[Provided records]:
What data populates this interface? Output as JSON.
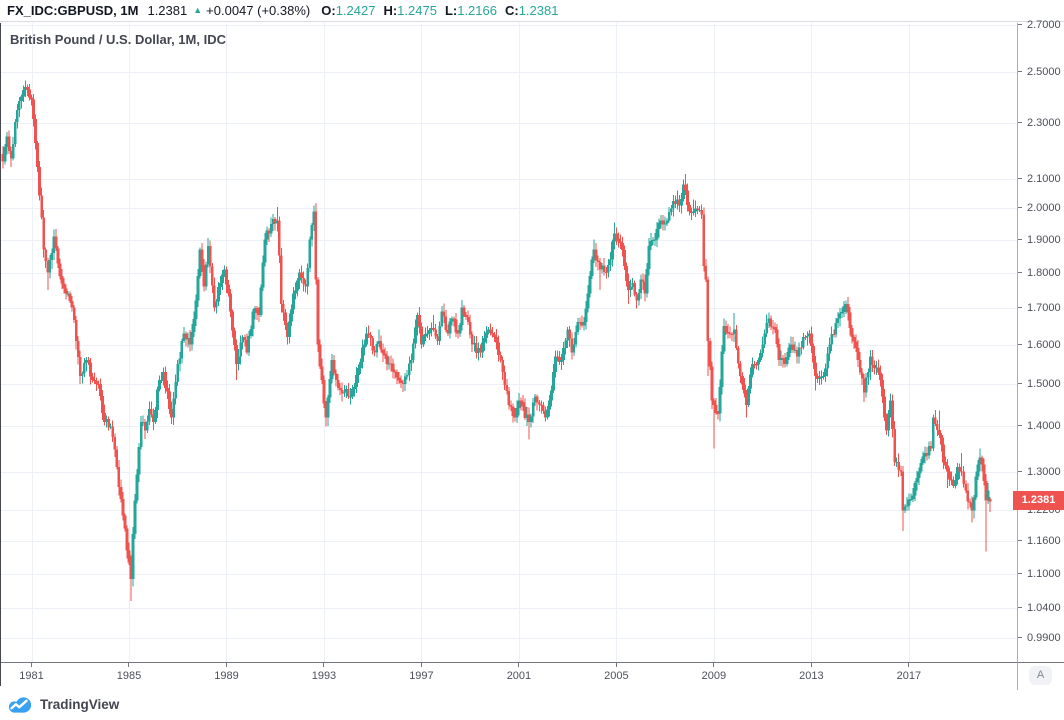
{
  "header": {
    "symbol": "FX_IDC:GBPUSD, 1M",
    "last_price": "1.2381",
    "direction_icon": "▲",
    "change": "+0.0047 (+0.38%)",
    "ohlc": {
      "o_label": "O:",
      "o": "1.2427",
      "h_label": "H:",
      "h": "1.2475",
      "l_label": "L:",
      "l": "1.2166",
      "c_label": "C:",
      "c": "1.2381"
    }
  },
  "main": {
    "legend": "British Pound / U.S. Dollar, 1M, IDC"
  },
  "price_scale": {
    "last_label": "1.2381",
    "auto_button": "A"
  },
  "footer": {
    "brand": "TradingView"
  },
  "colors": {
    "up": "#26a69a",
    "down": "#ef5350",
    "grid": "#edf0f6",
    "axis_text": "#4d505a",
    "label_bg": "#ef5350",
    "brand_blue": "#38a1f2",
    "header_value": "#26a69a"
  },
  "chart_data": {
    "type": "candlestick",
    "title": "British Pound / U.S. Dollar",
    "symbol": "FX_IDC:GBPUSD",
    "timeframe": "1M",
    "feed": "IDC",
    "scale_type": "logarithmic",
    "ylim": [
      0.95,
      2.72
    ],
    "x_range": [
      "1979-11",
      "2020-05"
    ],
    "x_ticks": [
      1981,
      1985,
      1989,
      1993,
      1997,
      2001,
      2005,
      2009,
      2013,
      2017
    ],
    "y_ticks": [
      2.7,
      2.5,
      2.3,
      2.1,
      2.0,
      1.9,
      1.8,
      1.7,
      1.6,
      1.5,
      1.4,
      1.3,
      1.22,
      1.16,
      1.1,
      1.04,
      0.99
    ],
    "last_candle": {
      "open": 1.2427,
      "high": 1.2475,
      "low": 1.2166,
      "close": 1.2381,
      "change": "+0.0047",
      "change_pct": "+0.38%"
    },
    "anchors": [
      [
        "1979-11",
        2.16
      ],
      [
        "1980-01",
        2.25
      ],
      [
        "1980-03",
        2.17
      ],
      [
        "1980-06",
        2.35
      ],
      [
        "1980-10",
        2.44,
        2.465
      ],
      [
        "1981-01",
        2.39
      ],
      [
        "1981-04",
        2.14
      ],
      [
        "1981-07",
        1.87
      ],
      [
        "1981-09",
        1.8,
        null,
        1.75
      ],
      [
        "1981-12",
        1.91
      ],
      [
        "1982-03",
        1.79
      ],
      [
        "1982-06",
        1.74
      ],
      [
        "1982-09",
        1.7
      ],
      [
        "1982-11",
        1.61
      ],
      [
        "1983-01",
        1.52,
        null,
        1.5
      ],
      [
        "1983-04",
        1.56
      ],
      [
        "1983-07",
        1.51
      ],
      [
        "1983-10",
        1.5
      ],
      [
        "1984-01",
        1.41
      ],
      [
        "1984-04",
        1.4
      ],
      [
        "1984-07",
        1.31
      ],
      [
        "1984-10",
        1.21
      ],
      [
        "1985-01",
        1.12
      ],
      [
        "1985-02",
        1.09,
        null,
        1.052
      ],
      [
        "1985-04",
        1.24
      ],
      [
        "1985-07",
        1.41
      ],
      [
        "1985-09",
        1.39
      ],
      [
        "1985-11",
        1.44
      ],
      [
        "1986-01",
        1.41
      ],
      [
        "1986-04",
        1.51
      ],
      [
        "1986-06",
        1.53
      ],
      [
        "1986-09",
        1.44
      ],
      [
        "1986-10",
        1.42,
        null,
        1.405
      ],
      [
        "1987-01",
        1.55
      ],
      [
        "1987-04",
        1.63
      ],
      [
        "1987-07",
        1.6
      ],
      [
        "1987-10",
        1.72
      ],
      [
        "1987-12",
        1.87
      ],
      [
        "1988-02",
        1.76
      ],
      [
        "1988-04",
        1.88,
        1.905
      ],
      [
        "1988-07",
        1.7
      ],
      [
        "1988-10",
        1.77
      ],
      [
        "1988-12",
        1.81
      ],
      [
        "1989-03",
        1.69
      ],
      [
        "1989-06",
        1.55,
        null,
        1.51
      ],
      [
        "1989-09",
        1.62
      ],
      [
        "1989-11",
        1.58
      ],
      [
        "1990-02",
        1.69
      ],
      [
        "1990-05",
        1.68
      ],
      [
        "1990-08",
        1.9
      ],
      [
        "1990-11",
        1.95
      ],
      [
        "1991-02",
        1.96,
        2.005
      ],
      [
        "1991-04",
        1.71
      ],
      [
        "1991-07",
        1.62,
        null,
        1.6
      ],
      [
        "1991-10",
        1.74
      ],
      [
        "1992-01",
        1.8
      ],
      [
        "1992-04",
        1.76
      ],
      [
        "1992-06",
        1.9
      ],
      [
        "1992-08",
        1.99,
        2.01
      ],
      [
        "1992-09",
        1.78
      ],
      [
        "1992-10",
        1.6
      ],
      [
        "1992-12",
        1.51
      ],
      [
        "1993-02",
        1.42,
        null,
        1.4
      ],
      [
        "1993-05",
        1.56
      ],
      [
        "1993-08",
        1.49
      ],
      [
        "1993-11",
        1.48
      ],
      [
        "1994-02",
        1.47
      ],
      [
        "1994-06",
        1.54
      ],
      [
        "1994-10",
        1.63
      ],
      [
        "1995-02",
        1.58
      ],
      [
        "1995-04",
        1.61,
        1.64
      ],
      [
        "1995-08",
        1.55
      ],
      [
        "1995-12",
        1.53
      ],
      [
        "1996-04",
        1.5,
        null,
        1.49
      ],
      [
        "1996-08",
        1.56
      ],
      [
        "1996-11",
        1.68
      ],
      [
        "1997-01",
        1.6
      ],
      [
        "1997-04",
        1.63
      ],
      [
        "1997-07",
        1.64,
        1.68
      ],
      [
        "1997-09",
        1.61
      ],
      [
        "1997-11",
        1.69
      ],
      [
        "1998-02",
        1.63
      ],
      [
        "1998-04",
        1.67
      ],
      [
        "1998-07",
        1.63
      ],
      [
        "1998-09",
        1.7,
        1.72
      ],
      [
        "1998-12",
        1.66
      ],
      [
        "1999-02",
        1.6
      ],
      [
        "1999-06",
        1.58
      ],
      [
        "1999-10",
        1.64
      ],
      [
        "2000-01",
        1.62
      ],
      [
        "2000-04",
        1.56
      ],
      [
        "2000-08",
        1.45
      ],
      [
        "2000-11",
        1.42
      ],
      [
        "2001-01",
        1.46
      ],
      [
        "2001-06",
        1.41,
        null,
        1.37
      ],
      [
        "2001-09",
        1.47
      ],
      [
        "2001-12",
        1.45
      ],
      [
        "2002-02",
        1.42
      ],
      [
        "2002-04",
        1.46
      ],
      [
        "2002-07",
        1.57
      ],
      [
        "2002-10",
        1.56
      ],
      [
        "2003-01",
        1.64
      ],
      [
        "2003-03",
        1.58
      ],
      [
        "2003-06",
        1.66
      ],
      [
        "2003-09",
        1.66
      ],
      [
        "2003-12",
        1.79
      ],
      [
        "2004-02",
        1.87,
        1.9
      ],
      [
        "2004-05",
        1.81,
        null,
        1.75
      ],
      [
        "2004-08",
        1.8
      ],
      [
        "2004-10",
        1.84
      ],
      [
        "2004-12",
        1.92,
        1.955
      ],
      [
        "2005-03",
        1.89
      ],
      [
        "2005-05",
        1.82
      ],
      [
        "2005-07",
        1.75,
        null,
        1.71
      ],
      [
        "2005-09",
        1.77
      ],
      [
        "2005-11",
        1.72
      ],
      [
        "2006-01",
        1.78
      ],
      [
        "2006-03",
        1.74
      ],
      [
        "2006-05",
        1.88
      ],
      [
        "2006-08",
        1.9
      ],
      [
        "2006-11",
        1.96
      ],
      [
        "2007-02",
        1.96
      ],
      [
        "2007-04",
        2.0
      ],
      [
        "2007-07",
        2.03,
        2.06
      ],
      [
        "2007-08",
        2.01
      ],
      [
        "2007-10",
        2.08
      ],
      [
        "2007-11",
        2.06,
        2.116
      ],
      [
        "2008-01",
        1.99
      ],
      [
        "2008-03",
        1.99,
        2.03
      ],
      [
        "2008-07",
        1.98,
        2.01
      ],
      [
        "2008-08",
        1.82
      ],
      [
        "2008-09",
        1.78
      ],
      [
        "2008-10",
        1.61,
        null,
        1.52
      ],
      [
        "2008-12",
        1.46,
        null,
        1.44
      ],
      [
        "2009-01",
        1.45,
        null,
        1.35
      ],
      [
        "2009-03",
        1.43
      ],
      [
        "2009-06",
        1.65
      ],
      [
        "2009-08",
        1.63
      ],
      [
        "2009-11",
        1.64,
        1.685
      ],
      [
        "2010-02",
        1.52
      ],
      [
        "2010-05",
        1.45,
        null,
        1.42
      ],
      [
        "2010-08",
        1.55
      ],
      [
        "2010-11",
        1.56
      ],
      [
        "2011-02",
        1.63
      ],
      [
        "2011-04",
        1.67
      ],
      [
        "2011-07",
        1.64
      ],
      [
        "2011-09",
        1.56
      ],
      [
        "2011-12",
        1.55
      ],
      [
        "2012-03",
        1.6
      ],
      [
        "2012-06",
        1.57
      ],
      [
        "2012-09",
        1.62
      ],
      [
        "2012-12",
        1.63
      ],
      [
        "2013-03",
        1.52,
        null,
        1.485
      ],
      [
        "2013-07",
        1.52
      ],
      [
        "2013-10",
        1.6
      ],
      [
        "2014-02",
        1.67
      ],
      [
        "2014-06",
        1.71,
        1.72
      ],
      [
        "2014-09",
        1.62
      ],
      [
        "2014-12",
        1.56
      ],
      [
        "2015-03",
        1.48,
        null,
        1.457
      ],
      [
        "2015-06",
        1.57
      ],
      [
        "2015-08",
        1.54
      ],
      [
        "2015-11",
        1.51
      ],
      [
        "2016-02",
        1.39
      ],
      [
        "2016-04",
        1.46
      ],
      [
        "2016-06",
        1.32,
        null,
        1.312
      ],
      [
        "2016-09",
        1.3
      ],
      [
        "2016-10",
        1.22,
        null,
        1.18
      ],
      [
        "2016-12",
        1.23
      ],
      [
        "2017-03",
        1.25
      ],
      [
        "2017-06",
        1.3
      ],
      [
        "2017-09",
        1.34
      ],
      [
        "2017-12",
        1.35
      ],
      [
        "2018-01",
        1.42
      ],
      [
        "2018-04",
        1.38,
        1.437
      ],
      [
        "2018-06",
        1.32
      ],
      [
        "2018-08",
        1.3,
        null,
        1.265
      ],
      [
        "2018-11",
        1.27
      ],
      [
        "2019-01",
        1.31
      ],
      [
        "2019-03",
        1.3,
        1.34
      ],
      [
        "2019-05",
        1.26
      ],
      [
        "2019-08",
        1.22,
        null,
        1.196
      ],
      [
        "2019-10",
        1.29
      ],
      [
        "2019-12",
        1.33,
        1.35
      ],
      [
        "2020-02",
        1.28
      ],
      [
        "2020-03",
        1.24,
        null,
        1.141
      ],
      [
        "2020-04",
        1.26
      ],
      [
        "2020-05",
        1.2381,
        1.2475,
        1.2166
      ]
    ]
  }
}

[Objective]: Give back only a number, the number of lines where the string "British" occurs.

[Result below]: 2